*Request*. Read the data and repeat all of it exactly.

Records contained in a dataset

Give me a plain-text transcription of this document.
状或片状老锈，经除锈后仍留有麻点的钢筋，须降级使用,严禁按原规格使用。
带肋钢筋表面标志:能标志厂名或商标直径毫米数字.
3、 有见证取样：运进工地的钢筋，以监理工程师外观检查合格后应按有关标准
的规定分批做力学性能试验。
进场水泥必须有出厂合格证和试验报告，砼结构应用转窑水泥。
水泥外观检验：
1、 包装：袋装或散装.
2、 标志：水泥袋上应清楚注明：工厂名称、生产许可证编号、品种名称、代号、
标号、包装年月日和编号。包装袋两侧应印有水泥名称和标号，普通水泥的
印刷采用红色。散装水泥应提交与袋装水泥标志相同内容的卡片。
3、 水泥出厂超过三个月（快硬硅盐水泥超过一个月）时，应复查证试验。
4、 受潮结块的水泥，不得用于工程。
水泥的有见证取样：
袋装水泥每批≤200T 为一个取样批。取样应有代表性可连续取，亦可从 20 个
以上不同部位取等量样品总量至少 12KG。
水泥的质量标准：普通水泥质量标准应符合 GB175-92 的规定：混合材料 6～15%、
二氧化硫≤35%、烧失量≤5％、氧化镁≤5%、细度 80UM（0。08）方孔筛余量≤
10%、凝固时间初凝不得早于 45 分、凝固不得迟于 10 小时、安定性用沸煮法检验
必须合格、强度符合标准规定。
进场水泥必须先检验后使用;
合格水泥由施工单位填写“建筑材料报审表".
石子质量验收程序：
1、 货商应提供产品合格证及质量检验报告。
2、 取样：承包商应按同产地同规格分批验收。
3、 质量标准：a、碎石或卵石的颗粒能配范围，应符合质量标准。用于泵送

*The result*.
Give me a plain-text transcription of this document.
状或片状老锈，经除锈后仍留有麻点的钢筋，须降级使用,严禁按原规格使用。
带肋钢筋表面标志:能标志厂名或商标直径毫米数字.
3、 有见证取样：运进工地的钢筋，以监理工程师外观检查合格后应按有关标准
的规定分批做力学性能试验。
进场水泥必须有出厂合格证和试验报告，砼结构应用转窑水泥。
水泥外观检验：
1、 包装：袋装或散装.
2、 标志：水泥袋上应清楚注明：工厂名称、生产许可证编号、品种名称、代号、
标号、包装年月日和编号。包装袋两侧应印有水泥名称和标号，普通水泥的
印刷采用红色。散装水泥应提交与袋装水泥标志相同内容的卡片。
3、 水泥出厂超过三个月（快硬硅盐水泥超过一个月）时，应复查证试验。
4、 受潮结块的水泥，不得用于工程。
水泥的有见证取样：
袋装水泥每批≤200T 为一个取样批。取样应有代表性可连续取，亦可从 20 个
以上不同部位取等量样品总量至少 12KG。
水泥的质量标准：普通水泥质量标准应符合 GB175-92 的规定：混合材料 6～15%、
二氧化硫≤35%、烧失量≤5％、氧化镁≤5%、细度 80UM（0。08）方孔筛余量≤
10%、凝固时间初凝不得早于 45 分、凝固不得迟于 10 小时、安定性用沸煮法检验
必须合格、强度符合标准规定。
进场水泥必须先检验后使用;
合格水泥由施工单位填写“建筑材料报审表".
石子质量验收程序：
1、 货商应提供产品合格证及质量检验报告。
2、 取样：承包商应按同产地同规格分批验收。
3、 质量标准：a、碎石或卵石的颗粒能配范围，应符合质量标准。用于泵送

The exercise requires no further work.